(Extracts from a graphics dataset)
-- start --

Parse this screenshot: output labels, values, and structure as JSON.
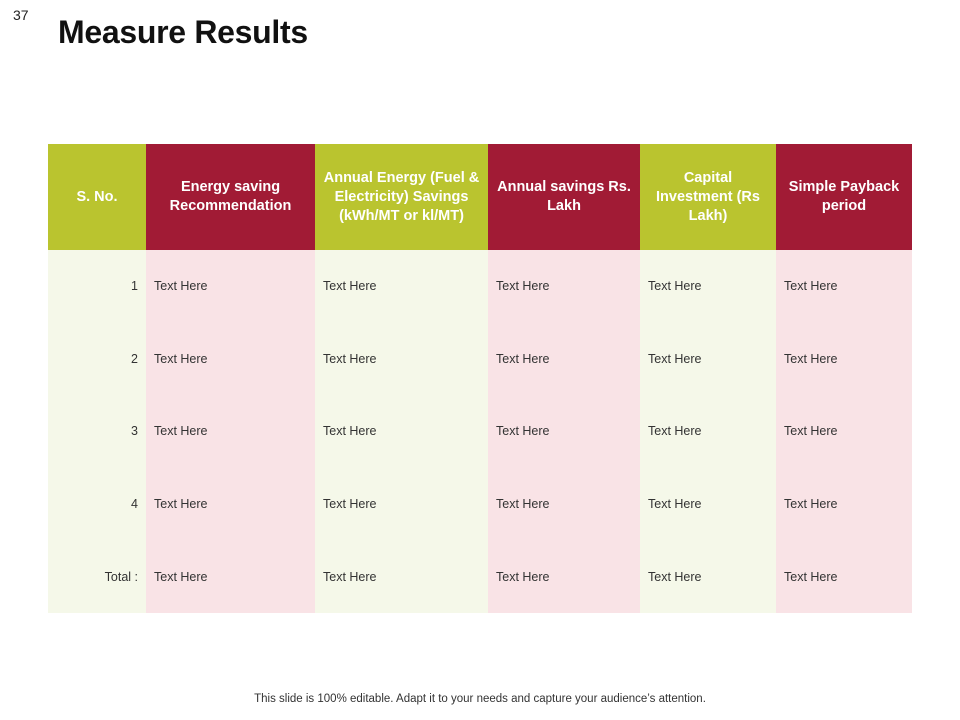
{
  "slide": {
    "number": "37",
    "title": "Measure Results",
    "footer": "This slide is 100% editable. Adapt it to your needs and capture your audience’s attention."
  },
  "colors": {
    "green_header": "#bac42f",
    "red_header": "#a11b35",
    "green_column": "#f5f8e9",
    "red_column": "#f9e3e6"
  },
  "table": {
    "headers": [
      "S. No.",
      "Energy saving Recommendation",
      "Annual Energy (Fuel & Electricity) Savings (kWh/MT or kl/MT)",
      "Annual savings Rs. Lakh",
      "Capital Investment (Rs Lakh)",
      "Simple Payback period"
    ],
    "rows": [
      [
        "1",
        "Text Here",
        "Text Here",
        "Text Here",
        "Text Here",
        "Text Here"
      ],
      [
        "2",
        "Text Here",
        "Text Here",
        "Text Here",
        "Text Here",
        "Text Here"
      ],
      [
        "3",
        "Text Here",
        "Text Here",
        "Text Here",
        "Text Here",
        "Text Here"
      ],
      [
        "4",
        "Text Here",
        "Text Here",
        "Text Here",
        "Text Here",
        "Text Here"
      ],
      [
        "Total :",
        "Text Here",
        "Text Here",
        "Text Here",
        "Text Here",
        "Text Here"
      ]
    ]
  }
}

-- end --

▸ **REQUIREMENT**
Pick out and copy the lines of the entries that hold the string "Energy".

▸ **EXERCISE OUTPUT**
      "Energy saving Recommendation",
      "Annual Energy (Fuel & Electricity) Savings (kWh/MT or kl/MT)",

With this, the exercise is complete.